** start **

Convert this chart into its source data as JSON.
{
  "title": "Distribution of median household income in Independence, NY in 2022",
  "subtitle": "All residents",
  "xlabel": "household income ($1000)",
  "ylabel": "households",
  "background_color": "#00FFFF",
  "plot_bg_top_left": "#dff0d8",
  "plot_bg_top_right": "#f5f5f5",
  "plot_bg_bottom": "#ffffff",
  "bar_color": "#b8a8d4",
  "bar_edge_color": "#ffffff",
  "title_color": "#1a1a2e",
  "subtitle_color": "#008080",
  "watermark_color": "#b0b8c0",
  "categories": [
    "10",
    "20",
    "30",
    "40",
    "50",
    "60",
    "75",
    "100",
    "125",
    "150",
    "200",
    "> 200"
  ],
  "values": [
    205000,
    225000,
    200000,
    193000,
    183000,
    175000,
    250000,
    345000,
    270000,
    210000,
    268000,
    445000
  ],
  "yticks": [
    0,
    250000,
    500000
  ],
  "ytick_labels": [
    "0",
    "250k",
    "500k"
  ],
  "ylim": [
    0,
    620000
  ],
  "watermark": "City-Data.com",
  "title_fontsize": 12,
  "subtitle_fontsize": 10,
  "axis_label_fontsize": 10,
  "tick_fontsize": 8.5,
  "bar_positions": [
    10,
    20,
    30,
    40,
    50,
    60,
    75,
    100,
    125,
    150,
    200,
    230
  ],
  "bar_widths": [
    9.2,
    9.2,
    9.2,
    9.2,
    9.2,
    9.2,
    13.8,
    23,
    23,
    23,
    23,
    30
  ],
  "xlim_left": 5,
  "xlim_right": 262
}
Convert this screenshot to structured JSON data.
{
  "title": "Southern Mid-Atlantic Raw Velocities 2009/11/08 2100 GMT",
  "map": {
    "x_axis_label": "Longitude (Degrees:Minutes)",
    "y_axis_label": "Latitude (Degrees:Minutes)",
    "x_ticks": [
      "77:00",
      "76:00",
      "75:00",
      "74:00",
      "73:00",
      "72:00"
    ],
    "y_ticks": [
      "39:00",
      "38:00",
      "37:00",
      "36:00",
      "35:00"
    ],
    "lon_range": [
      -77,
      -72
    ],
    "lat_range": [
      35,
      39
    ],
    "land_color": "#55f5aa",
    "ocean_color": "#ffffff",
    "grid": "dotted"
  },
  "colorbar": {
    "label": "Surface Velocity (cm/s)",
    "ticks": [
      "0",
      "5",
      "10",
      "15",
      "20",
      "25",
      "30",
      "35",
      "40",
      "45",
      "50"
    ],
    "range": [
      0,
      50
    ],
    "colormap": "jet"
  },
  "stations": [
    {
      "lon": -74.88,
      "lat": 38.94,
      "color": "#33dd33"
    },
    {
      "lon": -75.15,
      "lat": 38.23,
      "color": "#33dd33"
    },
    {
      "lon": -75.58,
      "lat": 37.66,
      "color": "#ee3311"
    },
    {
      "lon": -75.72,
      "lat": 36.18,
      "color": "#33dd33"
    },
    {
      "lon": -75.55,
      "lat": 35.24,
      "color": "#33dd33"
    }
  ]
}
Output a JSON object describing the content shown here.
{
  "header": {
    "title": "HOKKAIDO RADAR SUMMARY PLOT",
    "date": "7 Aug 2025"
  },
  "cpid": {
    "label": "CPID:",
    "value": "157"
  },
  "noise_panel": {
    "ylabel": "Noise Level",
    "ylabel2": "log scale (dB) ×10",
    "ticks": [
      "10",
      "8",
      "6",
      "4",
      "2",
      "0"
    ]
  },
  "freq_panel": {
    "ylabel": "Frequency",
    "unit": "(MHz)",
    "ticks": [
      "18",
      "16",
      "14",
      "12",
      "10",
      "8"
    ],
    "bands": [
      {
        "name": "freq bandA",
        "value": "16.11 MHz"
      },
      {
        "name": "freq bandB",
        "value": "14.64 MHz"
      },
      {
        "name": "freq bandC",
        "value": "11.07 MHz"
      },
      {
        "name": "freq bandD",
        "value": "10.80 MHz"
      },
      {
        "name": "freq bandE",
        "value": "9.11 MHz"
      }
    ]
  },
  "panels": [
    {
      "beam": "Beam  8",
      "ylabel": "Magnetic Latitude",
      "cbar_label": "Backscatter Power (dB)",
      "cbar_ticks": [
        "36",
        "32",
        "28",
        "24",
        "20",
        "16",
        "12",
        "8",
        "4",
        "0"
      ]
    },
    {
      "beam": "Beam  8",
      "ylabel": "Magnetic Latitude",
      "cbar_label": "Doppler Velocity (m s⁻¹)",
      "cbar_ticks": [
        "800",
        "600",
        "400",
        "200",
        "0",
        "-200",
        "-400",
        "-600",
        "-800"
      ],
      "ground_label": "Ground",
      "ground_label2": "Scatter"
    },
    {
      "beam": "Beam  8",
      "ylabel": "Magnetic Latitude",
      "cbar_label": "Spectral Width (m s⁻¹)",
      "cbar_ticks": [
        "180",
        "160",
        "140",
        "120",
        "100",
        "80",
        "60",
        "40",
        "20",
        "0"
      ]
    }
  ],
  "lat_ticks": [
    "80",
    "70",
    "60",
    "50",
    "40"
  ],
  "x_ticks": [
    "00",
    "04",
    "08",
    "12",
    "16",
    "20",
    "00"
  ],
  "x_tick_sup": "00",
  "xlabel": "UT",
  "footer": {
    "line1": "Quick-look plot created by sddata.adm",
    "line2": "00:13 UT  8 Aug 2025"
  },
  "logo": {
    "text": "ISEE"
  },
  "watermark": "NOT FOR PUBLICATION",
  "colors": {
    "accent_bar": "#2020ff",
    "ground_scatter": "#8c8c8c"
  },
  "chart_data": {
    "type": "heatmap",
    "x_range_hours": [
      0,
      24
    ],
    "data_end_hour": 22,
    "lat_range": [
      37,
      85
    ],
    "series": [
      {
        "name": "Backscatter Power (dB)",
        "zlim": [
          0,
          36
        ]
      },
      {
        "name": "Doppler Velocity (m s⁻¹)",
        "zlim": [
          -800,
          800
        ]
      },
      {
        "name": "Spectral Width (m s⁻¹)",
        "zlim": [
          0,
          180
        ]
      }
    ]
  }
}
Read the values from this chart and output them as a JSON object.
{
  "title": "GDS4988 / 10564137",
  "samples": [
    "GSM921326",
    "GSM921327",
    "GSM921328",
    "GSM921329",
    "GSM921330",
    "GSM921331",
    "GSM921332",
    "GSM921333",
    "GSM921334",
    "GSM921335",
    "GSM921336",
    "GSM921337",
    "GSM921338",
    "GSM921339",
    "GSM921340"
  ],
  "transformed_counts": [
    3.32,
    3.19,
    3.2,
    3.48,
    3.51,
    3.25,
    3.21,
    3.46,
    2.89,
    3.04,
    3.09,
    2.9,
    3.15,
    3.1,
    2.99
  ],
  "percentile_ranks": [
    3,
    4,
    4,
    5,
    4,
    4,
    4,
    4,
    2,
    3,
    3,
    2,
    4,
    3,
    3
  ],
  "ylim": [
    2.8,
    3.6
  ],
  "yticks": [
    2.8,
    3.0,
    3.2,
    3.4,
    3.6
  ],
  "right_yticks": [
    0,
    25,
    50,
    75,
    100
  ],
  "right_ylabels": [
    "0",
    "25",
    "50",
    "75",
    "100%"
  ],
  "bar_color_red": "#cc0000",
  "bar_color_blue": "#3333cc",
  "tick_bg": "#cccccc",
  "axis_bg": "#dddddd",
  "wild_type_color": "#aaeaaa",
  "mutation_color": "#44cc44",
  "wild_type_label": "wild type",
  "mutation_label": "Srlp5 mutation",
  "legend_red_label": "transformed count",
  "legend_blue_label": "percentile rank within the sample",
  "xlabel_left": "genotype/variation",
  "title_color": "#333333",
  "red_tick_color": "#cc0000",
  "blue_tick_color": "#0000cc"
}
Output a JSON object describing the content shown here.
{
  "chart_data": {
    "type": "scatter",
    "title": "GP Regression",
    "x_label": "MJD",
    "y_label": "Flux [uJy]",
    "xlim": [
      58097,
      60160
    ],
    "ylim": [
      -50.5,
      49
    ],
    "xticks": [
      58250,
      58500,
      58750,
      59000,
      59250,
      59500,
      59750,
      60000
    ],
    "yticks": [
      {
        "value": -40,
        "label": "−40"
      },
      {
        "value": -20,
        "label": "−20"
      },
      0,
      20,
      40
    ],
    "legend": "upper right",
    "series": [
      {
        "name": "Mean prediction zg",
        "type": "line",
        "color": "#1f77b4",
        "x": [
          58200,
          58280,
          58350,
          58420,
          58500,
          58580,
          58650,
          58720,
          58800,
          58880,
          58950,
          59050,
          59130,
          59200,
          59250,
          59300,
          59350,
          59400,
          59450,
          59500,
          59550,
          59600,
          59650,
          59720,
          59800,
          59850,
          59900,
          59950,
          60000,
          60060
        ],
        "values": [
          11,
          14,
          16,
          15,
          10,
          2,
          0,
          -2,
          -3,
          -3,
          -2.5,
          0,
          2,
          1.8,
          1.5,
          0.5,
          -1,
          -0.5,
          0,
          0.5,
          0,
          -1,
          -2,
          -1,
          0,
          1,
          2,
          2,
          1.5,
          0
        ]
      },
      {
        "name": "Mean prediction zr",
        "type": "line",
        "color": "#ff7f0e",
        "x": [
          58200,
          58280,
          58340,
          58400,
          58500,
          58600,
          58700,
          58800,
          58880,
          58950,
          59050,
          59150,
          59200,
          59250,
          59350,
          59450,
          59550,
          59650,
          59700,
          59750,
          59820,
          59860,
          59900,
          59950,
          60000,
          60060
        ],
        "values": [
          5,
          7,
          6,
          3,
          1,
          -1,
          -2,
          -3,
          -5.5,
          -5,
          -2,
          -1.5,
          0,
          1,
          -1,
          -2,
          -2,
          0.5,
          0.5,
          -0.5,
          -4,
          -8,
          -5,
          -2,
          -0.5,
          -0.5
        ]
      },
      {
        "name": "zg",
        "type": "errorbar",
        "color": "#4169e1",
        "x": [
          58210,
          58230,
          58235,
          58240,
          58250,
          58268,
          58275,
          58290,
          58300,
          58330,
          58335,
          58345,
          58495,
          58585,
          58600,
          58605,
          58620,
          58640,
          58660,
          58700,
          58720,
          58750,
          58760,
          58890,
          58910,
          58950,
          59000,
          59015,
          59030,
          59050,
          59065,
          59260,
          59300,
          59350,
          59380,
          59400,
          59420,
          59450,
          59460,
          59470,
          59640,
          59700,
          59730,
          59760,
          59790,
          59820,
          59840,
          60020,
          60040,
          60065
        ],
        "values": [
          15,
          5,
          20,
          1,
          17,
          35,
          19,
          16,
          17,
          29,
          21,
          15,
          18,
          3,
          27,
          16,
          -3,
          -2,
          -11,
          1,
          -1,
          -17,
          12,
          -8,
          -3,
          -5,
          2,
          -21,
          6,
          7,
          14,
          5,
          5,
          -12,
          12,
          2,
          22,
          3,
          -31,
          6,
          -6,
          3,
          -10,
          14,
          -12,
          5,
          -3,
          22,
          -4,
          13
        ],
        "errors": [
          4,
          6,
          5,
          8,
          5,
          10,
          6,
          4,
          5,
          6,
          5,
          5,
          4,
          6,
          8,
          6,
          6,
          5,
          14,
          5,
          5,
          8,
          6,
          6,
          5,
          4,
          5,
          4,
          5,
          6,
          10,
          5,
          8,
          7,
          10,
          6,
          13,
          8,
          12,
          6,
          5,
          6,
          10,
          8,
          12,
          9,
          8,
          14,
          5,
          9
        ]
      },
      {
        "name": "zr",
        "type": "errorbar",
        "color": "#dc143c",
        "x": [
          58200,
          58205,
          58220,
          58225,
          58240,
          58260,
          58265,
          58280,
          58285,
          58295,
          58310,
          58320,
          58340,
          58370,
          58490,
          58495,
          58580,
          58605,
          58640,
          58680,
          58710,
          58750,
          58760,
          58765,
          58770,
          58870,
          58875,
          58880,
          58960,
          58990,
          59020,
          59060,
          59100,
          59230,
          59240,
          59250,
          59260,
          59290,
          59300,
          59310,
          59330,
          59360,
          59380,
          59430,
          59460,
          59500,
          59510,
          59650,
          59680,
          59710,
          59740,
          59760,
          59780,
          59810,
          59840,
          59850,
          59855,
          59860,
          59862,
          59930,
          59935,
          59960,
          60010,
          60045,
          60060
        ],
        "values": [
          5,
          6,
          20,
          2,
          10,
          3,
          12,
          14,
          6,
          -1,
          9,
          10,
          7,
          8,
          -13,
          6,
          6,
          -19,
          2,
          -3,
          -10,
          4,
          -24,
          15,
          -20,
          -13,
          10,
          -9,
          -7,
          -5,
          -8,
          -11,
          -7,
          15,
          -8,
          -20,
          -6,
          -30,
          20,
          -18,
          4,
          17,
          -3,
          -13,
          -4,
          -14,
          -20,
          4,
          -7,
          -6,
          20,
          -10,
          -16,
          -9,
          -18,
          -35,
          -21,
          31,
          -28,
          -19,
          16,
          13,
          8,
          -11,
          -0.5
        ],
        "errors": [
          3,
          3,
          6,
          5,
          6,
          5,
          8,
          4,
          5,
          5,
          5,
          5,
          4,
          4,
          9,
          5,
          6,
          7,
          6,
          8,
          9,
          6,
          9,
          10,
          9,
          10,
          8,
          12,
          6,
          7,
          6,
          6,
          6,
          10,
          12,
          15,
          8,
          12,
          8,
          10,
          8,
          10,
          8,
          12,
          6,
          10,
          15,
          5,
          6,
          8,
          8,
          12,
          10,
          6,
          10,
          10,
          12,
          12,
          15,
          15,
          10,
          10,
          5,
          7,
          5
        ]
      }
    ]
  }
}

** end **

--- Task statement ---
Count how many lines above include the word "JSON" and answer with that figure only.

--- Expected answer ---
5